Copy all the material below, exactly as it stands.

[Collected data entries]
** BEGIN **
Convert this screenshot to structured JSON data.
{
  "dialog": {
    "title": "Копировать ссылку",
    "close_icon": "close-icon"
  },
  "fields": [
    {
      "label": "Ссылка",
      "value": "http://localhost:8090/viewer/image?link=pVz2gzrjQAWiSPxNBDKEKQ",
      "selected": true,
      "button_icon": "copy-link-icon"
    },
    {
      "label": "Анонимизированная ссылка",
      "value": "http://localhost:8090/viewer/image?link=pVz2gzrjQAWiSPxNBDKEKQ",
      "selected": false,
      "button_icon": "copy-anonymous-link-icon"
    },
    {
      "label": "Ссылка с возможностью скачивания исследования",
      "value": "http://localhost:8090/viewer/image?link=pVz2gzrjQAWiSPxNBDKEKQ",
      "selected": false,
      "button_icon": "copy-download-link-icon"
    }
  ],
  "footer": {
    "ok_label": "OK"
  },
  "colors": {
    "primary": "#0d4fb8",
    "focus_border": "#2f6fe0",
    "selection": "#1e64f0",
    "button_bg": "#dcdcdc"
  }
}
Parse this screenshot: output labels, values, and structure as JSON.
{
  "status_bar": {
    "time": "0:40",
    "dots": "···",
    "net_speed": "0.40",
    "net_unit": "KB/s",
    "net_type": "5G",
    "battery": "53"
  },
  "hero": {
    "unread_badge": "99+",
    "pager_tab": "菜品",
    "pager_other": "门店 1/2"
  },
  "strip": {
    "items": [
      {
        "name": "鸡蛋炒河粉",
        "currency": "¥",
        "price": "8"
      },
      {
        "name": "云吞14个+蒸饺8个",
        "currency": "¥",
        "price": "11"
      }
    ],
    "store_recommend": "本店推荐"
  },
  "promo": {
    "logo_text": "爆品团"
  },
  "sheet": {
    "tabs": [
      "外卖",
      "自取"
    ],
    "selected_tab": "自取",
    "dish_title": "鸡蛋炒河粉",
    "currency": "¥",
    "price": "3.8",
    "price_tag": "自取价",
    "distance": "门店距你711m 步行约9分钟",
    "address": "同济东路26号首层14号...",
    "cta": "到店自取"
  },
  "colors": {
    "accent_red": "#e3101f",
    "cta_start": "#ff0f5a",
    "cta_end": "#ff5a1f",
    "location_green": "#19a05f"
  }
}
** END **
*Result of the exercise*
Convert this screenshot to structured JSON data.
{
  "dialog": {
    "title": "Копировать ссылку",
    "close_icon": "close-icon"
  },
  "fields": [
    {
      "label": "Ссылка",
      "value": "http://localhost:8090/viewer/image?link=pVz2gzrjQAWiSPxNBDKEKQ",
      "selected": true,
      "button_icon": "copy-link-icon"
    },
    {
      "label": "Анонимизированная ссылка",
      "value": "http://localhost:8090/viewer/image?link=pVz2gzrjQAWiSPxNBDKEKQ",
      "selected": false,
      "button_icon": "copy-anonymous-link-icon"
    },
    {
      "label": "Ссылка с возможностью скачивания исследования",
      "value": "http://localhost:8090/viewer/image?link=pVz2gzrjQAWiSPxNBDKEKQ",
      "selected": false,
      "button_icon": "copy-download-link-icon"
    }
  ],
  "footer": {
    "ok_label": "OK"
  },
  "colors": {
    "primary": "#0d4fb8",
    "focus_border": "#2f6fe0",
    "selection": "#1e64f0",
    "button_bg": "#dcdcdc"
  }
}
Parse this screenshot: output labels, values, and structure as JSON.
{
  "status_bar": {
    "time": "0:40",
    "dots": "···",
    "net_speed": "0.40",
    "net_unit": "KB/s",
    "net_type": "5G",
    "battery": "53"
  },
  "hero": {
    "unread_badge": "99+",
    "pager_tab": "菜品",
    "pager_other": "门店 1/2"
  },
  "strip": {
    "items": [
      {
        "name": "鸡蛋炒河粉",
        "currency": "¥",
        "price": "8"
      },
      {
        "name": "云吞14个+蒸饺8个",
        "currency": "¥",
        "price": "11"
      }
    ],
    "store_recommend": "本店推荐"
  },
  "promo": {
    "logo_text": "爆品团"
  },
  "sheet": {
    "tabs": [
      "外卖",
      "自取"
    ],
    "selected_tab": "自取",
    "dish_title": "鸡蛋炒河粉",
    "currency": "¥",
    "price": "3.8",
    "price_tag": "自取价",
    "distance": "门店距你711m 步行约9分钟",
    "address": "同济东路26号首层14号...",
    "cta": "到店自取"
  },
  "colors": {
    "accent_red": "#e3101f",
    "cta_start": "#ff0f5a",
    "cta_end": "#ff5a1f",
    "location_green": "#19a05f"
  }
}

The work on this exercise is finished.